>> START DATASET EXTRACT

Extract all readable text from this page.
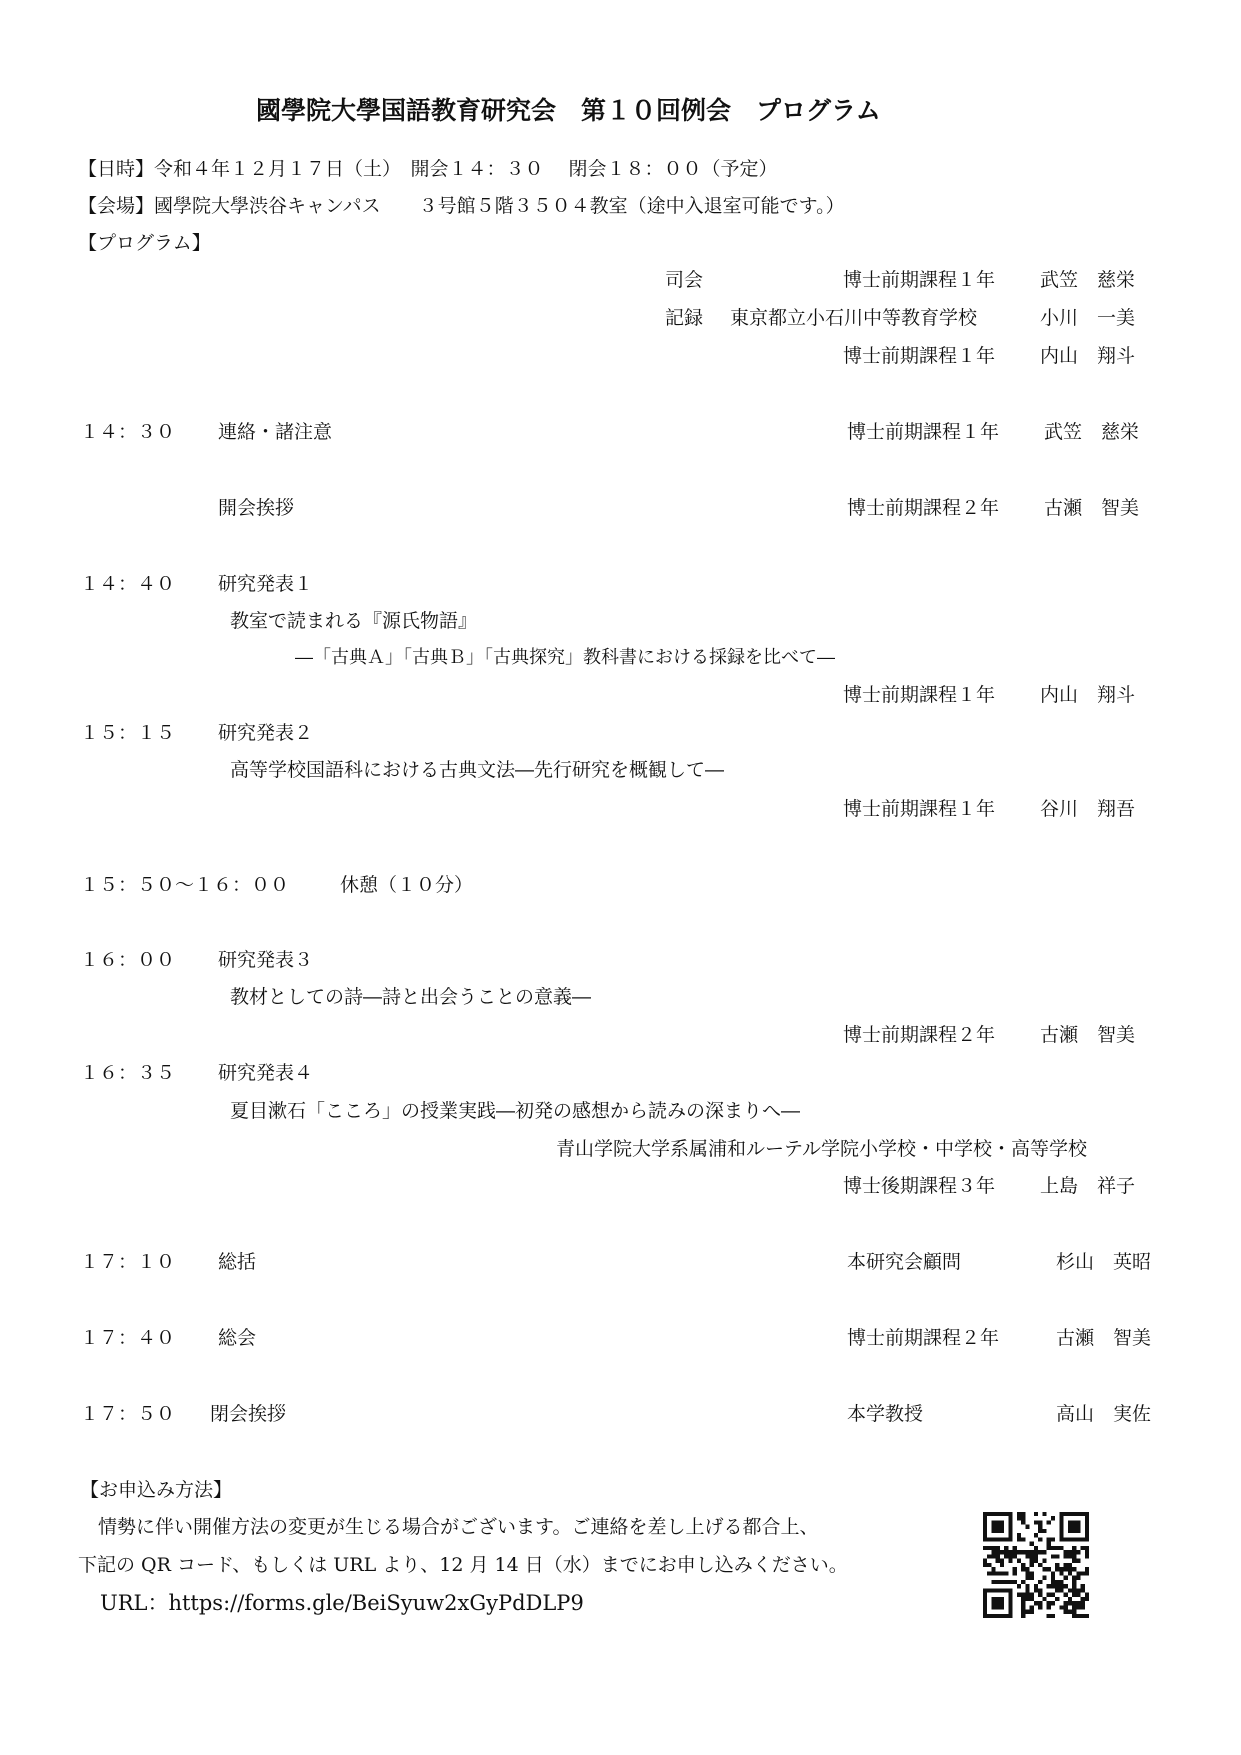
國學院大學国語教育研究会　第１０回例会　プログラム
【日時】令和４年１２月１７日（土）　開会１４：３０　 閉会１８：００（予定）
【会場】國學院大學渋谷キャンパス　　３号館５階３５０４教室（途中入退室可能です。）
【プログラム】
司会	博士前期課程１年 武笠　慈栄
記録 東京都立小石川中等教育学校	小川　一美
博士前期課程１年 内山　翔斗
１４：３０ 連絡・諸注意	博士前期課程１年 武笠　慈栄
開会挨拶	博士前期課程２年 古瀬　智美
１４：４０ 研究発表１
教室で読まれる『源氏物語』
―「古典Ａ」「古典Ｂ」「古典探究」教科書における採録を比べて―
博士前期課程１年 内山　翔斗
１５：１５ 研究発表２
高等学校国語科における古典文法―先行研究を概観して―
博士前期課程１年 谷川　翔吾
１５：５０～１６：００	休憩（１０分）
１６：００ 研究発表３
教材としての詩―詩と出会うことの意義―
博士前期課程２年 古瀬　智美
１６：３５ 研究発表４
夏目漱石「こころ」の授業実践―初発の感想から読みの深まりへ―
青山学院大学系属浦和ルーテル学院小学校・中学校・高等学校
博士後期課程３年 上島　祥子
１７：１０ 総括	本研究会顧問	杉山　英昭
１７：４０ 総会	博士前期課程２年	古瀬　智美
１７：５０ 閉会挨拶	本学教授	高山　実佐
【お申込み方法】
情勢に伴い開催方法の変更が生じる場合がございます。ご連絡を差し上げる都合上、
下記の QR コード、もしくは URL より、12 月 14 日（水）までにお申し込みください。
URL：https://forms.gle/BeiSyuw2xGyPdDLP9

>> END DATASET EXTRACT

● REQUIRED WORK: Return the material exactly as given, apart from the pictures.

● RESPONSE:
Extract all readable text from this page.
國學院大學国語教育研究会　第１０回例会　プログラム
【日時】令和４年１２月１７日（土）　開会１４：３０　 閉会１８：００（予定）
【会場】國學院大學渋谷キャンパス　　３号館５階３５０４教室（途中入退室可能です。）
【プログラム】
司会	博士前期課程１年 武笠　慈栄
記録 東京都立小石川中等教育学校	小川　一美
博士前期課程１年 内山　翔斗
１４：３０ 連絡・諸注意	博士前期課程１年 武笠　慈栄
開会挨拶	博士前期課程２年 古瀬　智美
１４：４０ 研究発表１
教室で読まれる『源氏物語』
―「古典Ａ」「古典Ｂ」「古典探究」教科書における採録を比べて―
博士前期課程１年 内山　翔斗
１５：１５ 研究発表２
高等学校国語科における古典文法―先行研究を概観して―
博士前期課程１年 谷川　翔吾
１５：５０～１６：００	休憩（１０分）
１６：００ 研究発表３
教材としての詩―詩と出会うことの意義―
博士前期課程２年 古瀬　智美
１６：３５ 研究発表４
夏目漱石「こころ」の授業実践―初発の感想から読みの深まりへ―
青山学院大学系属浦和ルーテル学院小学校・中学校・高等学校
博士後期課程３年 上島　祥子
１７：１０ 総括	本研究会顧問	杉山　英昭
１７：４０ 総会	博士前期課程２年	古瀬　智美
１７：５０ 閉会挨拶	本学教授	高山　実佐
【お申込み方法】
情勢に伴い開催方法の変更が生じる場合がございます。ご連絡を差し上げる都合上、
下記の QR コード、もしくは URL より、12 月 14 日（水）までにお申し込みください。
URL：https://forms.gle/BeiSyuw2xGyPdDLP9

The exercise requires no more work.